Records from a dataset
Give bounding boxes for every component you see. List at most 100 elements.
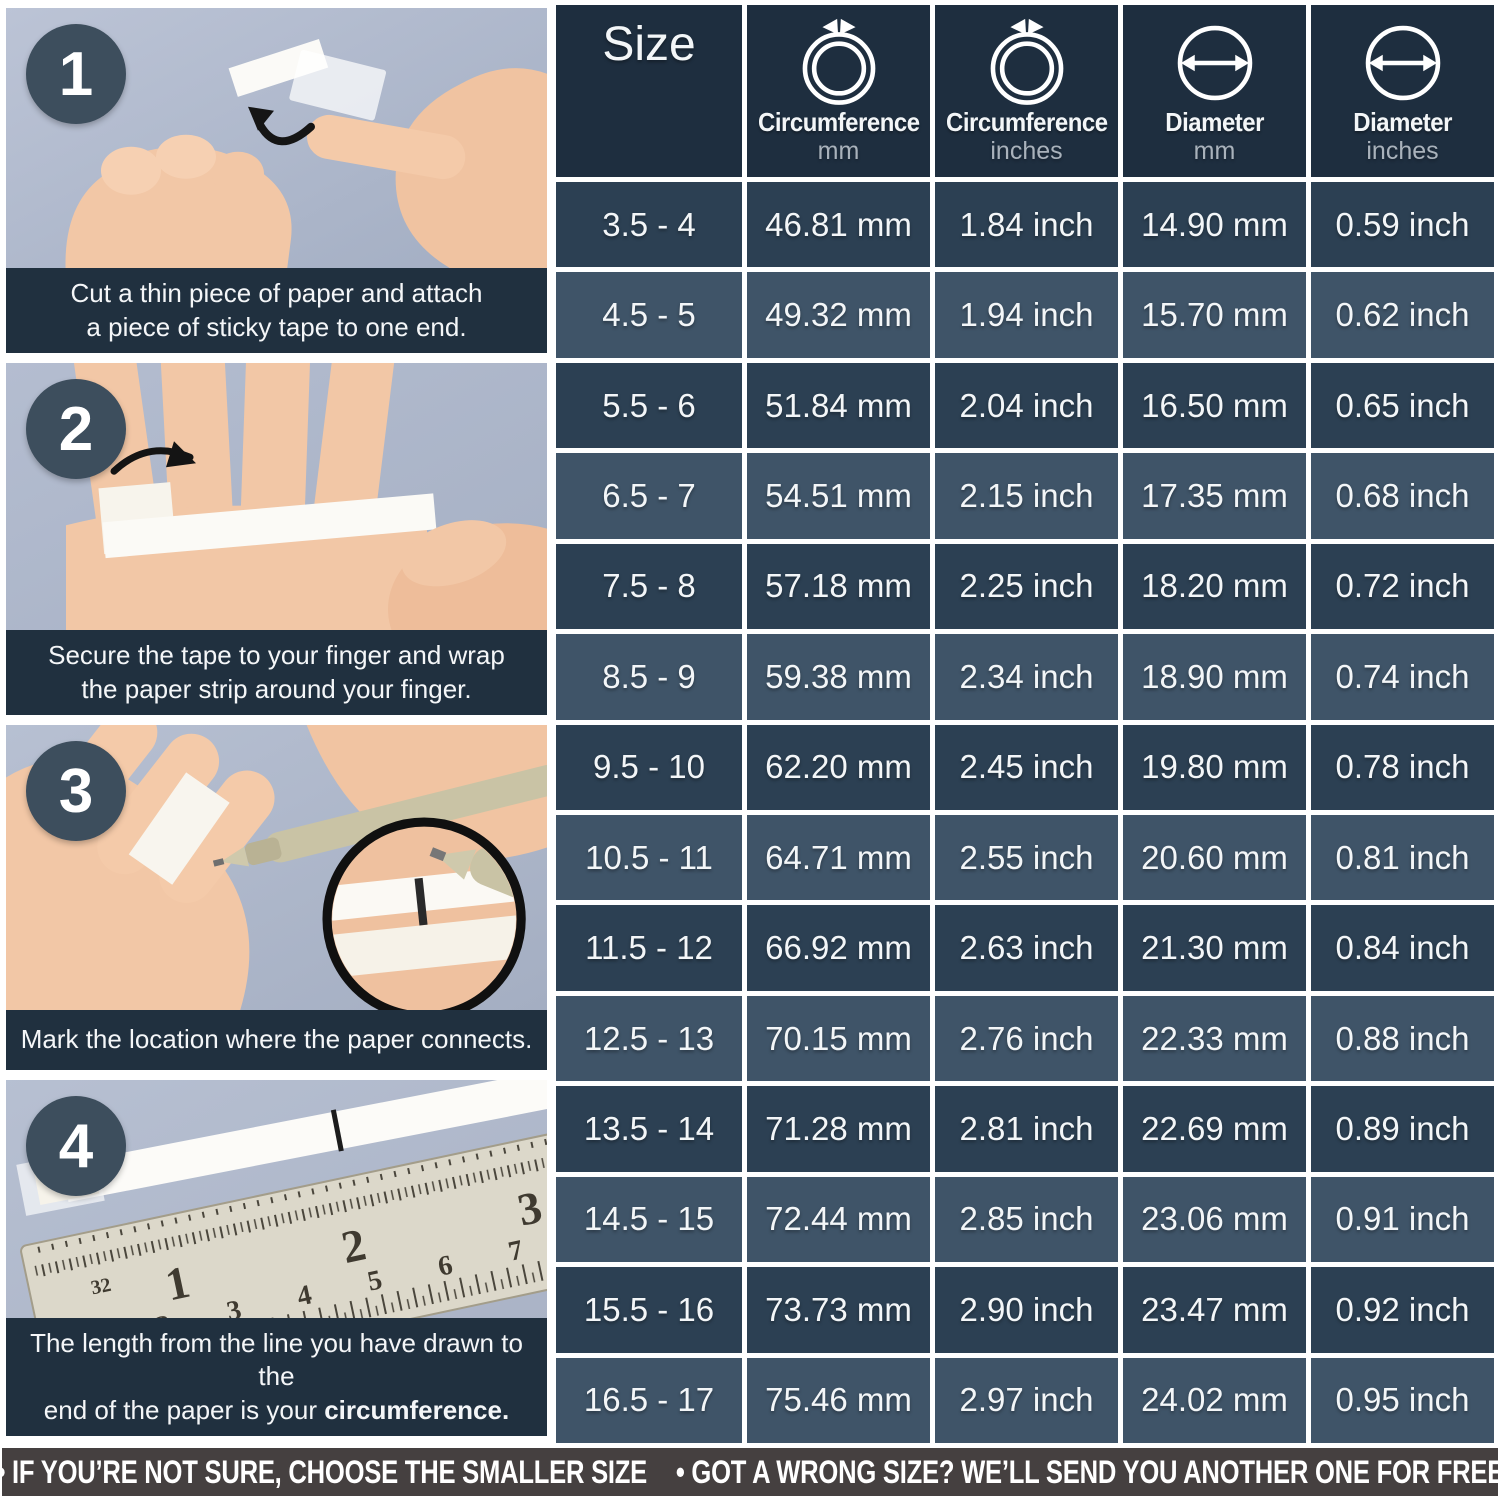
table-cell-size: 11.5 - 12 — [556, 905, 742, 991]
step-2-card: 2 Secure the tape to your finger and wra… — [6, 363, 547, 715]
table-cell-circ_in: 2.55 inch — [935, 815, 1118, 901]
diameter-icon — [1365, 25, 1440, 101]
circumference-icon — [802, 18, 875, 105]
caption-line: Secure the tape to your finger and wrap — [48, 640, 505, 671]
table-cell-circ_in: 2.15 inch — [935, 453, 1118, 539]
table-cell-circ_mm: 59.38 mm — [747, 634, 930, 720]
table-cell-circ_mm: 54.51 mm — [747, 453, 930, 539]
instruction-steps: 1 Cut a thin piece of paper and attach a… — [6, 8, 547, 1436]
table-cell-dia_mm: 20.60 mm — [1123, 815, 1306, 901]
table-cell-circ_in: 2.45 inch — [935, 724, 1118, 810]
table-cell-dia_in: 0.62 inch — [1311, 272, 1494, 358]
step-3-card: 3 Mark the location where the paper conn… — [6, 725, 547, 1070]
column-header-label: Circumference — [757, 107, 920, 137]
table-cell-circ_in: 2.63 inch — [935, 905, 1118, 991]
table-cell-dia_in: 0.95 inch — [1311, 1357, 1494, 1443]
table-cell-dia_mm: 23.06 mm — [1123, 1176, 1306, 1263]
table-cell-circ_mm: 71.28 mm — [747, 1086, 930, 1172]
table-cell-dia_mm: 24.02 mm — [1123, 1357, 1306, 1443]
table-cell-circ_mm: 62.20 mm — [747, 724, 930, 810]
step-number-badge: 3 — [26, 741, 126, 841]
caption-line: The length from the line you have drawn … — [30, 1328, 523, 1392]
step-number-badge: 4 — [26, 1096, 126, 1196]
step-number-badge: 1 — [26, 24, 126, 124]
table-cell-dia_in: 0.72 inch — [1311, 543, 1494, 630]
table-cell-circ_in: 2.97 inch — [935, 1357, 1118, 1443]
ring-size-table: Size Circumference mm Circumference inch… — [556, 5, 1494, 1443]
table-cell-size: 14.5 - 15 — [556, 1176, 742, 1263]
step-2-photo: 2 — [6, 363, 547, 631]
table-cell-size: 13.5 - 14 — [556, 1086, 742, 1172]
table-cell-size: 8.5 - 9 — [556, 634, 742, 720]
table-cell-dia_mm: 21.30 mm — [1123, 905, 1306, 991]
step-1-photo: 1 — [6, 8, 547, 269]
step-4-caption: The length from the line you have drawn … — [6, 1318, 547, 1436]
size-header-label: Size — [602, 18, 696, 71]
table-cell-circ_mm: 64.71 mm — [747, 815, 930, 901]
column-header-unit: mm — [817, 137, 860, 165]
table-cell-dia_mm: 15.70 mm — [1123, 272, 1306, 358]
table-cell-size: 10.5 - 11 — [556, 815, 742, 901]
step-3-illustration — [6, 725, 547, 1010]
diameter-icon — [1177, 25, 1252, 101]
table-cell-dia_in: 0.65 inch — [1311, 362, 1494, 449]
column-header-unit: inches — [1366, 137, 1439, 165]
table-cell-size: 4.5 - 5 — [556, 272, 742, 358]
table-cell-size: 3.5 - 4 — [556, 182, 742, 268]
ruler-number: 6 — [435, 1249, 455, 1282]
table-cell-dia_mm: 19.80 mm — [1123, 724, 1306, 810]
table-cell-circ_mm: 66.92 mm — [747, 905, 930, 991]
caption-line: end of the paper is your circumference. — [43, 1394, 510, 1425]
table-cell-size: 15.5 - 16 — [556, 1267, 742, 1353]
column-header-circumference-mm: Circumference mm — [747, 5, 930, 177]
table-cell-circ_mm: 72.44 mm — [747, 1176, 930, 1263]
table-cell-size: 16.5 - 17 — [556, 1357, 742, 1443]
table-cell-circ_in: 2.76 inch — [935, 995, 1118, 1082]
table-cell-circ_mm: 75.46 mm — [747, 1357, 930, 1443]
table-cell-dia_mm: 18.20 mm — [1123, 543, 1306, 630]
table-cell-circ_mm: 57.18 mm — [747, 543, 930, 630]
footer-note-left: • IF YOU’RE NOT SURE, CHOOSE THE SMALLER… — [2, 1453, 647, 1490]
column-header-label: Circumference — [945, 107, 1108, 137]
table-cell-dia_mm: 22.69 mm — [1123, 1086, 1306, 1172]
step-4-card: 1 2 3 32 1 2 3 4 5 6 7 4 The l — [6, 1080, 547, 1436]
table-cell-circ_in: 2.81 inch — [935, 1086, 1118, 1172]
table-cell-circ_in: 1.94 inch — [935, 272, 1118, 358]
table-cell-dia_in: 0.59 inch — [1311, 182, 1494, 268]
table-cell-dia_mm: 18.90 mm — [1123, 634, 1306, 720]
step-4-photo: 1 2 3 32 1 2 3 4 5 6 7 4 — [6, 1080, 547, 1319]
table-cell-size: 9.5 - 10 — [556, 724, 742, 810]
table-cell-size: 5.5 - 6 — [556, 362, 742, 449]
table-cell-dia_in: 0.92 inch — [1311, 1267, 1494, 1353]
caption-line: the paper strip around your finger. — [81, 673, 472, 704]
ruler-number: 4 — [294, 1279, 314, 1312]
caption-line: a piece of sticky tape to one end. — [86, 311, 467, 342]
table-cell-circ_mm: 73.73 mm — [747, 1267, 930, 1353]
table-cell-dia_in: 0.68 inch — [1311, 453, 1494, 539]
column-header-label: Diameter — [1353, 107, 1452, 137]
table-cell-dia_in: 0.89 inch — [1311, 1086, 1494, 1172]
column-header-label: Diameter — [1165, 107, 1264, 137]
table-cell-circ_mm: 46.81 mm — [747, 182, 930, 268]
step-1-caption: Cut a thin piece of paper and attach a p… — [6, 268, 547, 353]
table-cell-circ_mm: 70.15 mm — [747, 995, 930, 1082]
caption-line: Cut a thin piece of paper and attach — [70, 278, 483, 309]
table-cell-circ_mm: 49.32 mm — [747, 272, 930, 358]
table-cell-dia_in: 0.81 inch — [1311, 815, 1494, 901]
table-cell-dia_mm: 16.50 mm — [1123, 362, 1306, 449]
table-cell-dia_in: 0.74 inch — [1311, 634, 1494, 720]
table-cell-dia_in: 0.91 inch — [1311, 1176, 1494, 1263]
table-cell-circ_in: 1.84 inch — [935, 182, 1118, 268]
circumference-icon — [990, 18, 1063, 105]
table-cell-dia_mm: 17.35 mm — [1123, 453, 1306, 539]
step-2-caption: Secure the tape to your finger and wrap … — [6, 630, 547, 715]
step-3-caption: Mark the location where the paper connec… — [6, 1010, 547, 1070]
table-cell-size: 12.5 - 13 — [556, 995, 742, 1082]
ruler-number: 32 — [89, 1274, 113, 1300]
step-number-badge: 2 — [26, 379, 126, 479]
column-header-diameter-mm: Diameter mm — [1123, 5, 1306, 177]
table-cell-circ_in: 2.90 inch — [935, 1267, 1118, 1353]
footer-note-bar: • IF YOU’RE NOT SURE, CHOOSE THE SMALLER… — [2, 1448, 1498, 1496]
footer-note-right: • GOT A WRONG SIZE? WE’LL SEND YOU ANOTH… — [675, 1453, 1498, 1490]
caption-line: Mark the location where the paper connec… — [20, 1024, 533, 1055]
* * *
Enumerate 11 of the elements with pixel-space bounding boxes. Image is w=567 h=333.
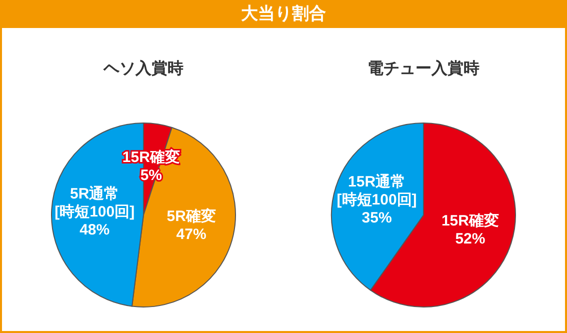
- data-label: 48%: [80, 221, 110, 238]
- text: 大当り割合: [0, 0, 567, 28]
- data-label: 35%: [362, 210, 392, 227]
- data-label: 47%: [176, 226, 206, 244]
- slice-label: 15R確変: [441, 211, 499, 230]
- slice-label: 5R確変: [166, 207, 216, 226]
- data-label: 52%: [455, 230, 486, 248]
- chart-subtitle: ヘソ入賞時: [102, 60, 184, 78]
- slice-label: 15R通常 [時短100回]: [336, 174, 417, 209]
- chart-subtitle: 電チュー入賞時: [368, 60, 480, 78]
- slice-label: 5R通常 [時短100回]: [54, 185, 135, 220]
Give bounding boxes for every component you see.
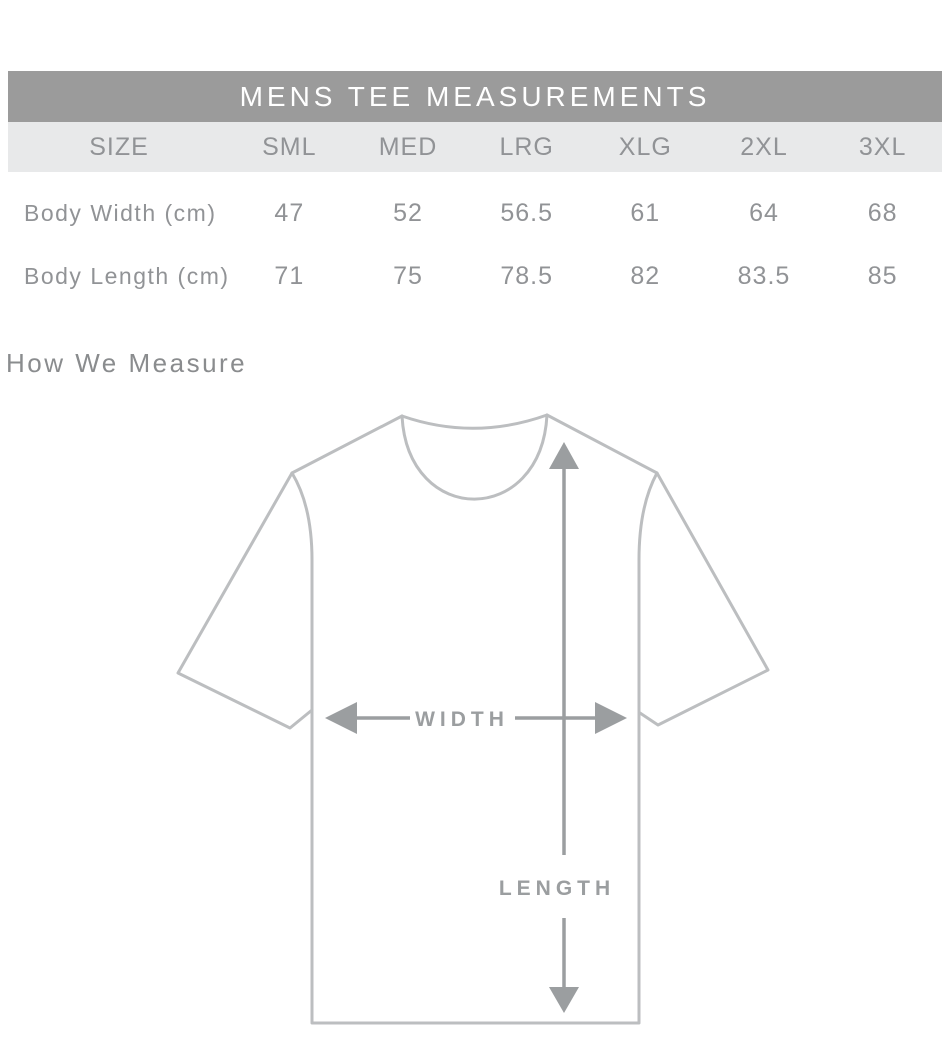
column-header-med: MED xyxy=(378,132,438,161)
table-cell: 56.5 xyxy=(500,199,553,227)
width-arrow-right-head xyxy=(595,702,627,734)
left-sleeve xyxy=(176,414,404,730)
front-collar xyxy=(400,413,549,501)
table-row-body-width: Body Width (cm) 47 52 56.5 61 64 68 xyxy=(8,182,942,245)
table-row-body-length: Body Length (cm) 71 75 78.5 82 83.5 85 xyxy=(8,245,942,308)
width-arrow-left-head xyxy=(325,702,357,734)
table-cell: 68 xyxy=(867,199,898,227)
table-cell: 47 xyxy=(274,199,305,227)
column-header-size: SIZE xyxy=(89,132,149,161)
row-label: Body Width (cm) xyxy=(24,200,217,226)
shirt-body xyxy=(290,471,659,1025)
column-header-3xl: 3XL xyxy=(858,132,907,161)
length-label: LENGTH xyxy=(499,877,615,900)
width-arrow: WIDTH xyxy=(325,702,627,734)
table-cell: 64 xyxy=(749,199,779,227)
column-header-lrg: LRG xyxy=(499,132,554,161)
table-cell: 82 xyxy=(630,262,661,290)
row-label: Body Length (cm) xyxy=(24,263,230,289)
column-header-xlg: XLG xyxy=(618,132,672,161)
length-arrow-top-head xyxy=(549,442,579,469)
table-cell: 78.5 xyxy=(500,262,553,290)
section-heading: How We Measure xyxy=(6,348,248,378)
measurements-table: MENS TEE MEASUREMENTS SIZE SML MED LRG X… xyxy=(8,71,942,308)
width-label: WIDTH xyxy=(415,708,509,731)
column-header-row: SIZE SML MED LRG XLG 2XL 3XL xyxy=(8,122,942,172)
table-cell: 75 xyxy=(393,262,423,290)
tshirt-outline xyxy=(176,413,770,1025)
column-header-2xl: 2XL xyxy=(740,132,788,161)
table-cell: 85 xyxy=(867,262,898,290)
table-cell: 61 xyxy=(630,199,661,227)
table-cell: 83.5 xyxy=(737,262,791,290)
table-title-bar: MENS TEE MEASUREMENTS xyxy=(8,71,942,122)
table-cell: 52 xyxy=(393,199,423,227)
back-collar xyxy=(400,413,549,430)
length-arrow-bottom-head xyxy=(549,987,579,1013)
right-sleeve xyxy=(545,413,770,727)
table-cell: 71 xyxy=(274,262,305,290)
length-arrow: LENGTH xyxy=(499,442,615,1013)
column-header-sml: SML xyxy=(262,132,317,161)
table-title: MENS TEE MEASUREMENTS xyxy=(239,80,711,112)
--
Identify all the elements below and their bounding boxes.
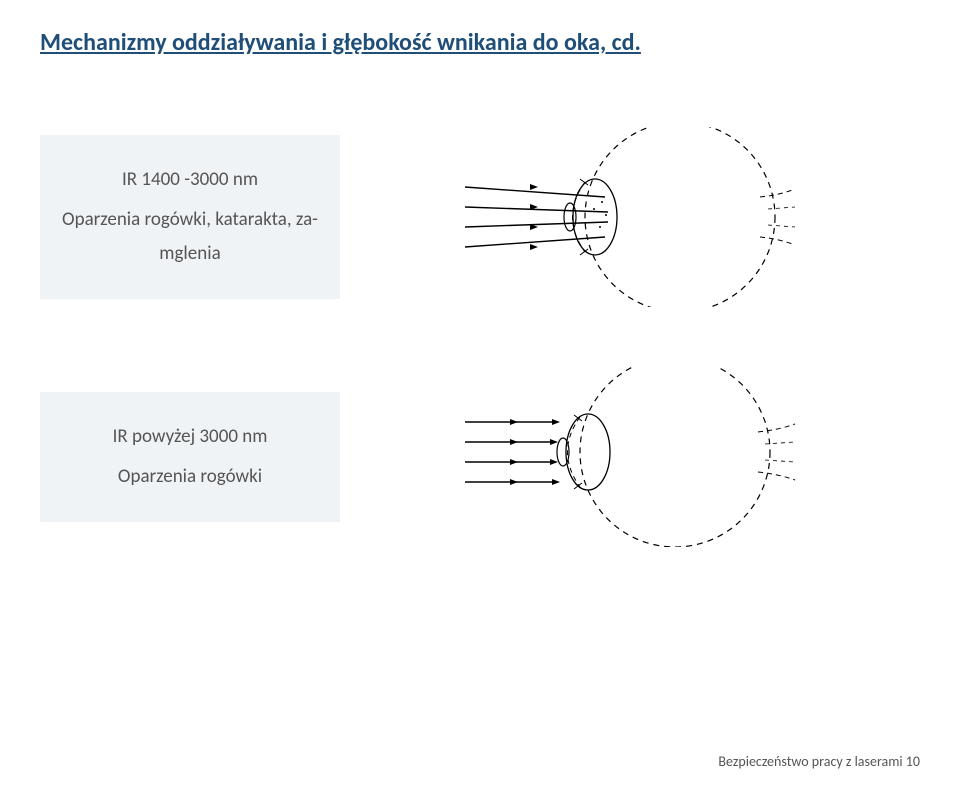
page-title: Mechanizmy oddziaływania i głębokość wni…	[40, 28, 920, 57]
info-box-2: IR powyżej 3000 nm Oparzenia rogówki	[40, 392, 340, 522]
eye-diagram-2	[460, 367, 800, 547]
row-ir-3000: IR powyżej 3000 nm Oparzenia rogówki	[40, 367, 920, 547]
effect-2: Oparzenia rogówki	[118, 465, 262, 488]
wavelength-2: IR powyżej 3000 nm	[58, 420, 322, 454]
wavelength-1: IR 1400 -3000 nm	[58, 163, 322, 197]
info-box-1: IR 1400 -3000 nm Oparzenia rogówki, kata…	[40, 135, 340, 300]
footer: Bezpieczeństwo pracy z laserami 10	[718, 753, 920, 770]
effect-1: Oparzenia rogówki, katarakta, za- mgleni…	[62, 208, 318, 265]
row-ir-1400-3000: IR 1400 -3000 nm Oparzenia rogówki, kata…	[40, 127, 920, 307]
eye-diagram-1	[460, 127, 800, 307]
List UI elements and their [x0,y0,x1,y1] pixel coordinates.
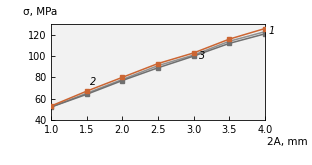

* **Description of the task**
In the material, rewrite everything from the line containing "page-title: Mechanizmy oddziaływania" down to the line containing "footer: Bezpieczeństwo pracy", renaming "info-box" to "info-panel" and leaving the rest untouched.

* **Problem solution**
page-title: Mechanizmy oddziaływania i głębokość wni…	[40, 28, 920, 57]
info-panel-2: IR powyżej 3000 nm Oparzenia rogówki	[40, 392, 340, 522]
eye-diagram-2	[460, 367, 800, 547]
row-ir-3000: IR powyżej 3000 nm Oparzenia rogówki	[40, 367, 920, 547]
effect-2: Oparzenia rogówki	[118, 465, 262, 488]
wavelength-2: IR powyżej 3000 nm	[58, 420, 322, 454]
wavelength-1: IR 1400 -3000 nm	[58, 163, 322, 197]
info-panel-1: IR 1400 -3000 nm Oparzenia rogówki, kata…	[40, 135, 340, 300]
footer: Bezpieczeństwo pracy z laserami 10	[718, 753, 920, 770]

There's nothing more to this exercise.